## begin The data

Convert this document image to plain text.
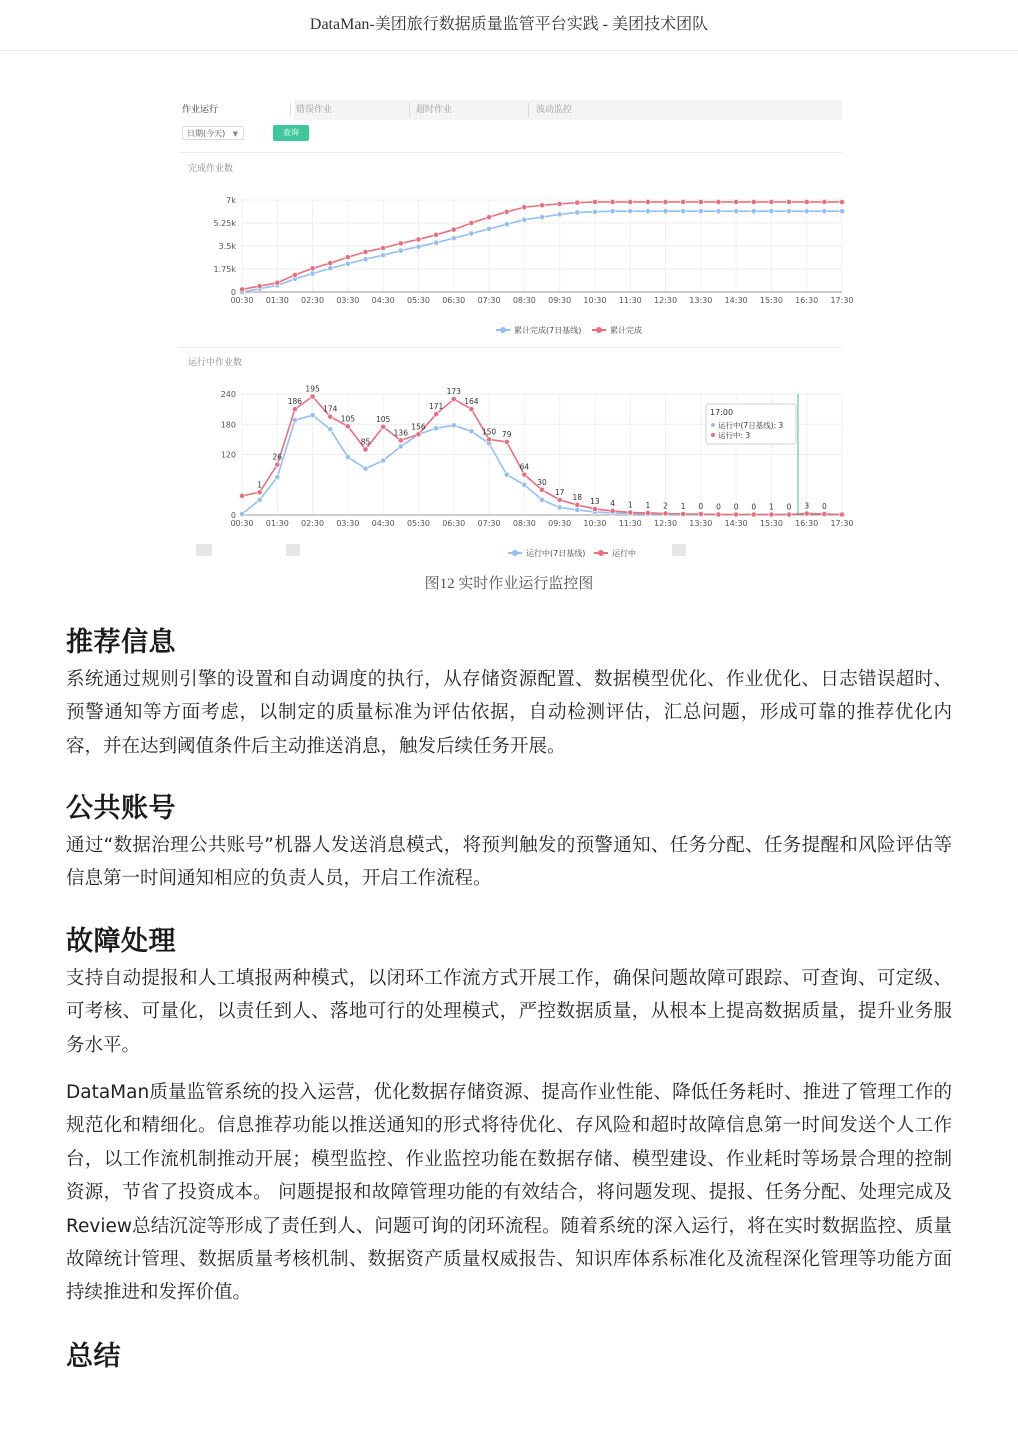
DataMan-美团旅行数据质量监管平台实践 - 美团技术团队
作业运行	错误作业	超时作业	波动监控
日期(今天) ▼	查询
完成作业数
0
1.75k
3.5k
5.25k
7k
00:30 01:30 02:30 03:30 04:30 05:30 06:30 07:30 08:30 09:30 10:30 11:30 12:30 13:30 14:30 15:30 16:30 17:30
累计完成(7日基线)	累计完成
运行中作业数
0
120
180
240
00:30 01:30 02:30 03:30 04:30 05:30 06:30 07:30 08:30 09:30 10:30 11:30 12:30 13:30 14:30 15:30 16:30 17:30
运行中(7日基线)	运行中
1
26
186
195
174
105
85
105
136
156
171
173
164
150 79
64
30
17
18 13 4 1 1 2 1 0 0 0 0 1 0 3 0
17:00
运行中(7日基线): 3
运行中: 3
图12 实时作业运行监控图
推荐信息

系统通过规则引擎的设置和自动调度的执行，从存储资源配置、数据模型优化、作业优化、日志错误超时、预警通知等方面考虑，以制定的质量标准为评估依据，自动检测评估，汇总问题，形成可靠的推荐优化内容，并在达到阈值条件后主动推送消息，触发后续任务开展。

公共账号

通过“数据治理公共账号”机器人发送消息模式，将预判触发的预警通知、任务分配、任务提醒和风险评估等信息第一时间通知相应的负责人员，开启工作流程。

故障处理

支持自动提报和人工填报两种模式，以闭环工作流方式开展工作，确保问题故障可跟踪、可查询、可定级、可考核、可量化，以责任到人、落地可行的处理模式，严控数据质量，从根本上提高数据质量，提升业务服务水平。

DataMan质量监管系统的投入运营，优化数据存储资源、提高作业性能、降低任务耗时、推进了管理工作的规范化和精细化。信息推荐功能以推送通知的形式将待优化、存风险和超时故障信息第一时间发送个人工作台，以工作流机制推动开展；模型监控、作业监控功能在数据存储、模型建设、作业耗时等场景合理的控制资源，节省了投资成本。 问题提报和故障管理功能的有效结合，将问题发现、提报、任务分配、处理完成及Review总结沉淀等形成了责任到人、问题可询的闭环流程。随着系统的深入运行，将在实时数据监控、质量故障统计管理、数据质量考核机制、数据资产质量权威报告、知识库体系标准化及流程深化管理等功能方面持续推进和发挥价值。

总结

## end The data

Print all of the records shown above exactly, leaving out each picture.

Task result
Convert this document image to plain text.
DataMan-美团旅行数据质量监管平台实践 - 美团技术团队
作业运行	错误作业	超时作业	波动监控
日期(今天) ▼	查询
完成作业数
0
1.75k
3.5k
5.25k
7k
00:30 01:30 02:30 03:30 04:30 05:30 06:30 07:30 08:30 09:30 10:30 11:30 12:30 13:30 14:30 15:30 16:30 17:30
累计完成(7日基线)	累计完成
运行中作业数
0
120
180
240
00:30 01:30 02:30 03:30 04:30 05:30 06:30 07:30 08:30 09:30 10:30 11:30 12:30 13:30 14:30 15:30 16:30 17:30
运行中(7日基线)	运行中
1
26
186
195
174
105
85
105
136
156
171
173
164
150 79
64
30
17
18 13 4 1 1 2 1 0 0 0 0 1 0 3 0
17:00
运行中(7日基线): 3
运行中: 3
图12 实时作业运行监控图
推荐信息

系统通过规则引擎的设置和自动调度的执行，从存储资源配置、数据模型优化、作业优化、日志错误超时、预警通知等方面考虑，以制定的质量标准为评估依据，自动检测评估，汇总问题，形成可靠的推荐优化内容，并在达到阈值条件后主动推送消息，触发后续任务开展。

公共账号

通过“数据治理公共账号”机器人发送消息模式，将预判触发的预警通知、任务分配、任务提醒和风险评估等信息第一时间通知相应的负责人员，开启工作流程。

故障处理

支持自动提报和人工填报两种模式，以闭环工作流方式开展工作，确保问题故障可跟踪、可查询、可定级、可考核、可量化，以责任到人、落地可行的处理模式，严控数据质量，从根本上提高数据质量，提升业务服务水平。

DataMan质量监管系统的投入运营，优化数据存储资源、提高作业性能、降低任务耗时、推进了管理工作的规范化和精细化。信息推荐功能以推送通知的形式将待优化、存风险和超时故障信息第一时间发送个人工作台，以工作流机制推动开展；模型监控、作业监控功能在数据存储、模型建设、作业耗时等场景合理的控制资源，节省了投资成本。 问题提报和故障管理功能的有效结合，将问题发现、提报、任务分配、处理完成及Review总结沉淀等形成了责任到人、问题可询的闭环流程。随着系统的深入运行，将在实时数据监控、质量故障统计管理、数据质量考核机制、数据资产质量权威报告、知识库体系标准化及流程深化管理等功能方面持续推进和发挥价值。

总结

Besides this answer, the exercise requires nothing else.